● **Task details**
Which lines hold the word "志不强者智不达"? Copy each one.

┌──

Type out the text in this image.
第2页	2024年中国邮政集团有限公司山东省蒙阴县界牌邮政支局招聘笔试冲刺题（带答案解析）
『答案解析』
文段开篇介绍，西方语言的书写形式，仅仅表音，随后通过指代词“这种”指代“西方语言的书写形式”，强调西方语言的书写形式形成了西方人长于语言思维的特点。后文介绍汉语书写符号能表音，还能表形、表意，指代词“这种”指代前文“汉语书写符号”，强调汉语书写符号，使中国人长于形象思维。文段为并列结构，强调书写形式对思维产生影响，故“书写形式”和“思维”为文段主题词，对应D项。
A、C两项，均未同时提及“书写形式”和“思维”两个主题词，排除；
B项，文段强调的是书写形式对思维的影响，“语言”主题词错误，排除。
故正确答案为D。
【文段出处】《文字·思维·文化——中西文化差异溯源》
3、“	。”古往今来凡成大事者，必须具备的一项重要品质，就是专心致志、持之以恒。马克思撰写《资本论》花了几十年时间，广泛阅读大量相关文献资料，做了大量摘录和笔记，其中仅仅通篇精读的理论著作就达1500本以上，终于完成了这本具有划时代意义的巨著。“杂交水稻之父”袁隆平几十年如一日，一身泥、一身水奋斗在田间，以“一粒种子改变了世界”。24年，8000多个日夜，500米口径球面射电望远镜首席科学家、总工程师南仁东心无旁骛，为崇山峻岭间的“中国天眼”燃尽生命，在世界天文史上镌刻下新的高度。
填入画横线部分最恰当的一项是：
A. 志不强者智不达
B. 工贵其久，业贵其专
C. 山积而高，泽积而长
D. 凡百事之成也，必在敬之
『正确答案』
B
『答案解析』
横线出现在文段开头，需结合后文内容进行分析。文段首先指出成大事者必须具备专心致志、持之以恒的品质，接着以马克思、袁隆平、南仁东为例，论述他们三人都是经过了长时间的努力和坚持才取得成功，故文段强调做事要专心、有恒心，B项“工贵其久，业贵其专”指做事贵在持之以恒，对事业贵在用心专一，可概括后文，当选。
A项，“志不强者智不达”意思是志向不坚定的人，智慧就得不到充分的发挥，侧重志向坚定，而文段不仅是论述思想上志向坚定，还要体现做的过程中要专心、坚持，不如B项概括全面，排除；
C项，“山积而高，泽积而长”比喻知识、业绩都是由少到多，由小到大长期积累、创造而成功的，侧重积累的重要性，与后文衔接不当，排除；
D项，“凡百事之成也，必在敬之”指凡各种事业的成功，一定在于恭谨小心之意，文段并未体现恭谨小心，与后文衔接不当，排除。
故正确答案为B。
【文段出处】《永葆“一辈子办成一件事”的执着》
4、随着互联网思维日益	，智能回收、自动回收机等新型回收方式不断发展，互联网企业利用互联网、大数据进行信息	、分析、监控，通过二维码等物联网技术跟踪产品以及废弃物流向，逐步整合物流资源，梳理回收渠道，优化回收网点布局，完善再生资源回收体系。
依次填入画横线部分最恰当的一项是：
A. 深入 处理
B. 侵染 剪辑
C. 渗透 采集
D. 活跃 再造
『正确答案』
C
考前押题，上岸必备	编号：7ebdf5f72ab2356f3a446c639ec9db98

└──

● **Answer to the task**
A. 志不强者智不达
A项，“志不强者智不达”意思是志向不坚定的人，智慧就得不到充分的发挥，侧重志向坚定，而文段不仅是论述思想上志向坚定，还要体现做的过程中要专心、坚持，不如B项概括全面，排除；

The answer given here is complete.